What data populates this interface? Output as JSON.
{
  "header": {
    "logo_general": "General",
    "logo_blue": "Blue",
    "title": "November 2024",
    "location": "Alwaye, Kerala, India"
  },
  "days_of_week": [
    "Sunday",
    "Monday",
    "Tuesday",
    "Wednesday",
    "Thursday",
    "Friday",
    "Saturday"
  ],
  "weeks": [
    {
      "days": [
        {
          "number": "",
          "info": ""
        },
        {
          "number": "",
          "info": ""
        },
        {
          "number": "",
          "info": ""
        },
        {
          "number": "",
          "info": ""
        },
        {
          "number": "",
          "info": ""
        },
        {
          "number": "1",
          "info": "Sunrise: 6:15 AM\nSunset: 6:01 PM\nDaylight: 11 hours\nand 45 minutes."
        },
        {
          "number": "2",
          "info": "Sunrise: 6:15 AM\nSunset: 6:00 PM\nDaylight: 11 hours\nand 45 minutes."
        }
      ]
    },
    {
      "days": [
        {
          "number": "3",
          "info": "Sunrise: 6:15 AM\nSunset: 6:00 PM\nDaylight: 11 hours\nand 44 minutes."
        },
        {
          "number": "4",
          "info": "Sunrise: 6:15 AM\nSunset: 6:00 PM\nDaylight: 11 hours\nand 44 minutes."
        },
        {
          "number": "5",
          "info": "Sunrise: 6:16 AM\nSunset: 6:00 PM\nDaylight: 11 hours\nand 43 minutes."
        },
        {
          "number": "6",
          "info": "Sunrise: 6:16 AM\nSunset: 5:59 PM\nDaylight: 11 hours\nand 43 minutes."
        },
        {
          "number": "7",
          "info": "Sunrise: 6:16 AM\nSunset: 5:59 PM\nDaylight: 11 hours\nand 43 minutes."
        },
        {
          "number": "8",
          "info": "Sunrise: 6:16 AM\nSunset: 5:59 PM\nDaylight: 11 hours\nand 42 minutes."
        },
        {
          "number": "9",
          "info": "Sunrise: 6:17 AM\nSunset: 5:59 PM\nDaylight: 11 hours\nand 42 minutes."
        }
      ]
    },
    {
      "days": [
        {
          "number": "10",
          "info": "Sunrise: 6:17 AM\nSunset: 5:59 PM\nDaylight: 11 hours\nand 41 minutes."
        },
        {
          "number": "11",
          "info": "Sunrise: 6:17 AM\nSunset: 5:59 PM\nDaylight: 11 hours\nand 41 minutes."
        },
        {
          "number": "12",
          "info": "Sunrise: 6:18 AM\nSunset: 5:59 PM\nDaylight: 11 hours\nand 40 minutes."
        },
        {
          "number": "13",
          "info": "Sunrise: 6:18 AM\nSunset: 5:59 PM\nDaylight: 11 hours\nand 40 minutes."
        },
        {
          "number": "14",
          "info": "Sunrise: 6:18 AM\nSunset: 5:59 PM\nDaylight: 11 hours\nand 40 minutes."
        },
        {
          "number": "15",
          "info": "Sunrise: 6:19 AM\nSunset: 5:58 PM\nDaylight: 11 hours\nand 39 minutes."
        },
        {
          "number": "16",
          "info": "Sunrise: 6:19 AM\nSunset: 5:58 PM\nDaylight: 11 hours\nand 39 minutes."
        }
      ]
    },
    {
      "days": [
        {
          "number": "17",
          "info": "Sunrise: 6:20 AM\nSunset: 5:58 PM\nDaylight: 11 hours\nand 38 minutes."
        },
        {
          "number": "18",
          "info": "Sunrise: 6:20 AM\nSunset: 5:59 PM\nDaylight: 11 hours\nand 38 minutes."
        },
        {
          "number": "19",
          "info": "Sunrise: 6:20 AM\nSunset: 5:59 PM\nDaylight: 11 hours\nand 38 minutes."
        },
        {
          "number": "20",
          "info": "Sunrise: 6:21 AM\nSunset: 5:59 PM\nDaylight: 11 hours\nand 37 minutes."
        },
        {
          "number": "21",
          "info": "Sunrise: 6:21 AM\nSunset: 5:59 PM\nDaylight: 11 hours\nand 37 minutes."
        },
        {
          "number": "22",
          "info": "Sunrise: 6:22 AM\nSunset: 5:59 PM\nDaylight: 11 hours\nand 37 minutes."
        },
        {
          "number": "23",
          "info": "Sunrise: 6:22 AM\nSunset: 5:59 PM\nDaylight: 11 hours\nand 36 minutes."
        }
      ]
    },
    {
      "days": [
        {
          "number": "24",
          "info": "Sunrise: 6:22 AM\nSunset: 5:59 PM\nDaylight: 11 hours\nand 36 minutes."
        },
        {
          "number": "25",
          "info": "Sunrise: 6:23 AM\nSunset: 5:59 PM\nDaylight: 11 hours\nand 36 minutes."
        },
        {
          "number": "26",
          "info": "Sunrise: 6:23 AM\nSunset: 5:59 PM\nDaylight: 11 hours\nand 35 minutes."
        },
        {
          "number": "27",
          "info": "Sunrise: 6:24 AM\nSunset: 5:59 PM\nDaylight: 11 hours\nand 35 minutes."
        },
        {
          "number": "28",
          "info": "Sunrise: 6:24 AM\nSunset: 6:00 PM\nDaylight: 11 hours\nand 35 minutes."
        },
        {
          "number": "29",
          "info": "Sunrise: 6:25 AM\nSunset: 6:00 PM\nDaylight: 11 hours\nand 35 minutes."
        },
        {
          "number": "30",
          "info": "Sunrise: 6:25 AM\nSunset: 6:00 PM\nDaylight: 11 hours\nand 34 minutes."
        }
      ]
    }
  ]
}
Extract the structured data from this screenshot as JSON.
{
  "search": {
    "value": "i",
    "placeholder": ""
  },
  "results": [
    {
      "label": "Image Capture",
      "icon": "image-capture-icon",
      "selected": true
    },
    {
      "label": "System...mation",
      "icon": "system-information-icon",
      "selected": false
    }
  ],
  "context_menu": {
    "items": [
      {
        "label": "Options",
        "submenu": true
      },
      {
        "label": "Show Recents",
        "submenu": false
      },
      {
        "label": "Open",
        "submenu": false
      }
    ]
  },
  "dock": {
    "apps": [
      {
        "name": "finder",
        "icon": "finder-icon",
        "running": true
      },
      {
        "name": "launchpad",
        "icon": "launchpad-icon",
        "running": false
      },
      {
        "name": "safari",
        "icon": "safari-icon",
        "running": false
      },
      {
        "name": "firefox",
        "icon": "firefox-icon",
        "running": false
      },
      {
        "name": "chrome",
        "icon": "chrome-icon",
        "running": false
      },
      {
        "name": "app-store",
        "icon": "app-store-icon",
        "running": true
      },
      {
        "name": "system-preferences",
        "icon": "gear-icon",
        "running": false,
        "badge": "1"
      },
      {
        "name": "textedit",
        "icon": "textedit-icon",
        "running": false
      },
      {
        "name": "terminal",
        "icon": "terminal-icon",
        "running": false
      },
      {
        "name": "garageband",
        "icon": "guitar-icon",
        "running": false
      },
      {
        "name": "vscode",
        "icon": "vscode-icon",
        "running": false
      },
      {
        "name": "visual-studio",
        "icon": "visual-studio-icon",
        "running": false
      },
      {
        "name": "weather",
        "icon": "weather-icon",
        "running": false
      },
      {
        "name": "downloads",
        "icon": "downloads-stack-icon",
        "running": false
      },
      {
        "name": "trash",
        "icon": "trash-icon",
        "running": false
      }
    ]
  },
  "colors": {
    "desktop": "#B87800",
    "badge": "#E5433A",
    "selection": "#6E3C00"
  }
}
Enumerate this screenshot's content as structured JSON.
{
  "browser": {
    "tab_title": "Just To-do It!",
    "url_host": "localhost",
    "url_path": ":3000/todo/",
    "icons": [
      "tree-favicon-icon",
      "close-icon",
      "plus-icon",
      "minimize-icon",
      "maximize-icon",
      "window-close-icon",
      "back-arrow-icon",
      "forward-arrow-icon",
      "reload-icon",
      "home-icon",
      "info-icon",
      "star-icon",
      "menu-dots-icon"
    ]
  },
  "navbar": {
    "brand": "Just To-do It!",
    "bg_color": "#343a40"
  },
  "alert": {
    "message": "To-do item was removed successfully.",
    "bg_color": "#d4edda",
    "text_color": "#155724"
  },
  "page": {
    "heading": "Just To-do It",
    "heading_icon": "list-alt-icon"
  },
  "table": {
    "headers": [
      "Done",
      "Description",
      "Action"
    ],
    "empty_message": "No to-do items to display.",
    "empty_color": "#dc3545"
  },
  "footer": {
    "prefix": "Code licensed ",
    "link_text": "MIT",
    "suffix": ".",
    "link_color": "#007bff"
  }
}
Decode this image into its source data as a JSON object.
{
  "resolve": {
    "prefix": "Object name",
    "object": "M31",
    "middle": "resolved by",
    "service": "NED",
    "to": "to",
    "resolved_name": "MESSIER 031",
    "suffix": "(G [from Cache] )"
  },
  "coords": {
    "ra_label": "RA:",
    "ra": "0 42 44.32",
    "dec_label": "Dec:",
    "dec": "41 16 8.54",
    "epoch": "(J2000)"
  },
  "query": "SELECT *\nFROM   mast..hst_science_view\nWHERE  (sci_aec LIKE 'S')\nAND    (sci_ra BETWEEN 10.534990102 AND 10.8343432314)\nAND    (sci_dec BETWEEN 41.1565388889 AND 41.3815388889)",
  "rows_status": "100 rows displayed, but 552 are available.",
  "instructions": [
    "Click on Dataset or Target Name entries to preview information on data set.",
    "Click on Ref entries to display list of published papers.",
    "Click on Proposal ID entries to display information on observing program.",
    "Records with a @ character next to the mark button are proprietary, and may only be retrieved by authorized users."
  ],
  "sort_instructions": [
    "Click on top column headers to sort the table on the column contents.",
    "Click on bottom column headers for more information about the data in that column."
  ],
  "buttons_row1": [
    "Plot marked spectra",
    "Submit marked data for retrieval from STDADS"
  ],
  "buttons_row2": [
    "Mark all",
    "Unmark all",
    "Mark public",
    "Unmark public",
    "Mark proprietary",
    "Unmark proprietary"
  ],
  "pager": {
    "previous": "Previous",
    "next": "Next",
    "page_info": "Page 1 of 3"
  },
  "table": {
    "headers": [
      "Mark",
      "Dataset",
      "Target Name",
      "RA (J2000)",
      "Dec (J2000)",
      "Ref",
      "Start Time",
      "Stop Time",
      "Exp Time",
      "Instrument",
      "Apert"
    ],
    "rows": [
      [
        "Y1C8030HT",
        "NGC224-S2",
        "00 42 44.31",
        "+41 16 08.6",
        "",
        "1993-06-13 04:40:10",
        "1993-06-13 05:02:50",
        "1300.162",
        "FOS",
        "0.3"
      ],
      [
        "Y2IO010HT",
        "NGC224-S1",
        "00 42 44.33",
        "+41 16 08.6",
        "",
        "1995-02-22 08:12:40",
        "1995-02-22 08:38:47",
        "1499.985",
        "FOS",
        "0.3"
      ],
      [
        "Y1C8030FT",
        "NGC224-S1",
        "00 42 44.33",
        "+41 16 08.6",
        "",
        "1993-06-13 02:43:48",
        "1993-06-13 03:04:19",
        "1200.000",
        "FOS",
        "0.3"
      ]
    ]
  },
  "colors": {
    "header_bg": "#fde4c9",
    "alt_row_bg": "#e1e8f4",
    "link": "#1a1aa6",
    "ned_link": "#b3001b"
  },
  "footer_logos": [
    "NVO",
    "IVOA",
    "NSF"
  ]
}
----
Given task: Find all lines with "Just" in them and copy each one.

Expected output:
    "tab_title": "Just To-do It!",
    "brand": "Just To-do It!",
    "heading": "Just To-do It",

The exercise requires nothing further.